** BEGIN **

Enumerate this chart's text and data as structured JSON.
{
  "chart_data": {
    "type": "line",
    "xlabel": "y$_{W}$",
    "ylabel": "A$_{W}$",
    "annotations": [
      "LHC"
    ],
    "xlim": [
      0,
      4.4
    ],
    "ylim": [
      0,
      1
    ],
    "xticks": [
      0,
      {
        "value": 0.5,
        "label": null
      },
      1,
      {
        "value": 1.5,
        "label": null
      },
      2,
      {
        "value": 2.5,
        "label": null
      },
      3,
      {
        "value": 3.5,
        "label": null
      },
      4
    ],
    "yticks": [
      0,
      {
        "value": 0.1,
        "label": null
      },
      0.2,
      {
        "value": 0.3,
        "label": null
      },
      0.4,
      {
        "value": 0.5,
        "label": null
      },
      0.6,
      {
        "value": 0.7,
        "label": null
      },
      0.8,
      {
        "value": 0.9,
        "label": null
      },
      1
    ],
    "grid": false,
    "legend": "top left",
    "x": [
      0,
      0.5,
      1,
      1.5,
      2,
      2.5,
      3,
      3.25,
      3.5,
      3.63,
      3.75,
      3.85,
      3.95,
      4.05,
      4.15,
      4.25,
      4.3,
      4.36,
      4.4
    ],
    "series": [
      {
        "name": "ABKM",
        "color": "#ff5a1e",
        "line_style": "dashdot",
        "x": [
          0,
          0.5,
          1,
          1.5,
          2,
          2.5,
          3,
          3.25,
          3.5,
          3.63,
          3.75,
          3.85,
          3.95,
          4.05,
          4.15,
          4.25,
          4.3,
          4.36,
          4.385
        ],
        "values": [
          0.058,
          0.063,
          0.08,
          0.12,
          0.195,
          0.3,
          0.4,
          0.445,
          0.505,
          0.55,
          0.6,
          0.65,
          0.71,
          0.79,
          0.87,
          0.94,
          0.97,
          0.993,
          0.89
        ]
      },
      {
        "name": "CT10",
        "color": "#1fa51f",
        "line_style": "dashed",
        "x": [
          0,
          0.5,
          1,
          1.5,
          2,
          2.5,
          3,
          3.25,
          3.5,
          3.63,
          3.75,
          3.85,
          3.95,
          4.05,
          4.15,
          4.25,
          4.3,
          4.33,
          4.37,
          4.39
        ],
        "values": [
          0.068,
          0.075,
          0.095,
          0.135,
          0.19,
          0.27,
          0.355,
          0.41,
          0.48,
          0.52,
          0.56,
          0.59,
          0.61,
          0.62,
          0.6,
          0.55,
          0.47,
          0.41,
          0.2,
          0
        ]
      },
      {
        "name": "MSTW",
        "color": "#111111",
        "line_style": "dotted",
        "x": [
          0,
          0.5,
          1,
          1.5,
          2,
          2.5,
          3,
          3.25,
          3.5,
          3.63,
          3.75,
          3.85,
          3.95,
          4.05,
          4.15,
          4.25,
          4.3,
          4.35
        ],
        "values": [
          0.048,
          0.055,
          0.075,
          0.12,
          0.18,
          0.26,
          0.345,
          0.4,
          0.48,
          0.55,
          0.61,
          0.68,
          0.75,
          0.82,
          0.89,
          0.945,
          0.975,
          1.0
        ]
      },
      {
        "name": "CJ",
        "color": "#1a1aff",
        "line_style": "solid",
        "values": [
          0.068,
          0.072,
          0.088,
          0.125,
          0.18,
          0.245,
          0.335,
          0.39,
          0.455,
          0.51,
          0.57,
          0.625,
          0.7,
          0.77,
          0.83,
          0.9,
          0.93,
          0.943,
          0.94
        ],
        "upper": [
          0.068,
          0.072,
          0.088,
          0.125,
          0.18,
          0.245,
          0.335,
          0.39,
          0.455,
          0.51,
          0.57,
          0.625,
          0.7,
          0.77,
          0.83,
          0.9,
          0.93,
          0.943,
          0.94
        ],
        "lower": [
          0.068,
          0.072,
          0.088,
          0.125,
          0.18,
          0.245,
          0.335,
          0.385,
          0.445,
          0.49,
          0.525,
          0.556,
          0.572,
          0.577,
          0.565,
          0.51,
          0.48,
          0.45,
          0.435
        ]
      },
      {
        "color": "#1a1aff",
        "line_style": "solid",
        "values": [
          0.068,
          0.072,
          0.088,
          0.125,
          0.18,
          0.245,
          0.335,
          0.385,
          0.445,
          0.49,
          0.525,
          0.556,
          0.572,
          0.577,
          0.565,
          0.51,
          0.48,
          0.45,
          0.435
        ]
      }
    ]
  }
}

** END **

• _WHAT YOU SHOULD DO_: Extract each line from the listing above, please, and repeat it exactly.

• _RIGHT ANSWER_:
Enumerate this chart's text and data as structured JSON.
{
  "chart_data": {
    "type": "line",
    "xlabel": "y$_{W}$",
    "ylabel": "A$_{W}$",
    "annotations": [
      "LHC"
    ],
    "xlim": [
      0,
      4.4
    ],
    "ylim": [
      0,
      1
    ],
    "xticks": [
      0,
      {
        "value": 0.5,
        "label": null
      },
      1,
      {
        "value": 1.5,
        "label": null
      },
      2,
      {
        "value": 2.5,
        "label": null
      },
      3,
      {
        "value": 3.5,
        "label": null
      },
      4
    ],
    "yticks": [
      0,
      {
        "value": 0.1,
        "label": null
      },
      0.2,
      {
        "value": 0.3,
        "label": null
      },
      0.4,
      {
        "value": 0.5,
        "label": null
      },
      0.6,
      {
        "value": 0.7,
        "label": null
      },
      0.8,
      {
        "value": 0.9,
        "label": null
      },
      1
    ],
    "grid": false,
    "legend": "top left",
    "x": [
      0,
      0.5,
      1,
      1.5,
      2,
      2.5,
      3,
      3.25,
      3.5,
      3.63,
      3.75,
      3.85,
      3.95,
      4.05,
      4.15,
      4.25,
      4.3,
      4.36,
      4.4
    ],
    "series": [
      {
        "name": "ABKM",
        "color": "#ff5a1e",
        "line_style": "dashdot",
        "x": [
          0,
          0.5,
          1,
          1.5,
          2,
          2.5,
          3,
          3.25,
          3.5,
          3.63,
          3.75,
          3.85,
          3.95,
          4.05,
          4.15,
          4.25,
          4.3,
          4.36,
          4.385
        ],
        "values": [
          0.058,
          0.063,
          0.08,
          0.12,
          0.195,
          0.3,
          0.4,
          0.445,
          0.505,
          0.55,
          0.6,
          0.65,
          0.71,
          0.79,
          0.87,
          0.94,
          0.97,
          0.993,
          0.89
        ]
      },
      {
        "name": "CT10",
        "color": "#1fa51f",
        "line_style": "dashed",
        "x": [
          0,
          0.5,
          1,
          1.5,
          2,
          2.5,
          3,
          3.25,
          3.5,
          3.63,
          3.75,
          3.85,
          3.95,
          4.05,
          4.15,
          4.25,
          4.3,
          4.33,
          4.37,
          4.39
        ],
        "values": [
          0.068,
          0.075,
          0.095,
          0.135,
          0.19,
          0.27,
          0.355,
          0.41,
          0.48,
          0.52,
          0.56,
          0.59,
          0.61,
          0.62,
          0.6,
          0.55,
          0.47,
          0.41,
          0.2,
          0
        ]
      },
      {
        "name": "MSTW",
        "color": "#111111",
        "line_style": "dotted",
        "x": [
          0,
          0.5,
          1,
          1.5,
          2,
          2.5,
          3,
          3.25,
          3.5,
          3.63,
          3.75,
          3.85,
          3.95,
          4.05,
          4.15,
          4.25,
          4.3,
          4.35
        ],
        "values": [
          0.048,
          0.055,
          0.075,
          0.12,
          0.18,
          0.26,
          0.345,
          0.4,
          0.48,
          0.55,
          0.61,
          0.68,
          0.75,
          0.82,
          0.89,
          0.945,
          0.975,
          1.0
        ]
      },
      {
        "name": "CJ",
        "color": "#1a1aff",
        "line_style": "solid",
        "values": [
          0.068,
          0.072,
          0.088,
          0.125,
          0.18,
          0.245,
          0.335,
          0.39,
          0.455,
          0.51,
          0.57,
          0.625,
          0.7,
          0.77,
          0.83,
          0.9,
          0.93,
          0.943,
          0.94
        ],
        "upper": [
          0.068,
          0.072,
          0.088,
          0.125,
          0.18,
          0.245,
          0.335,
          0.39,
          0.455,
          0.51,
          0.57,
          0.625,
          0.7,
          0.77,
          0.83,
          0.9,
          0.93,
          0.943,
          0.94
        ],
        "lower": [
          0.068,
          0.072,
          0.088,
          0.125,
          0.18,
          0.245,
          0.335,
          0.385,
          0.445,
          0.49,
          0.525,
          0.556,
          0.572,
          0.577,
          0.565,
          0.51,
          0.48,
          0.45,
          0.435
        ]
      },
      {
        "color": "#1a1aff",
        "line_style": "solid",
        "values": [
          0.068,
          0.072,
          0.088,
          0.125,
          0.18,
          0.245,
          0.335,
          0.385,
          0.445,
          0.49,
          0.525,
          0.556,
          0.572,
          0.577,
          0.565,
          0.51,
          0.48,
          0.45,
          0.435
        ]
      }
    ]
  }
}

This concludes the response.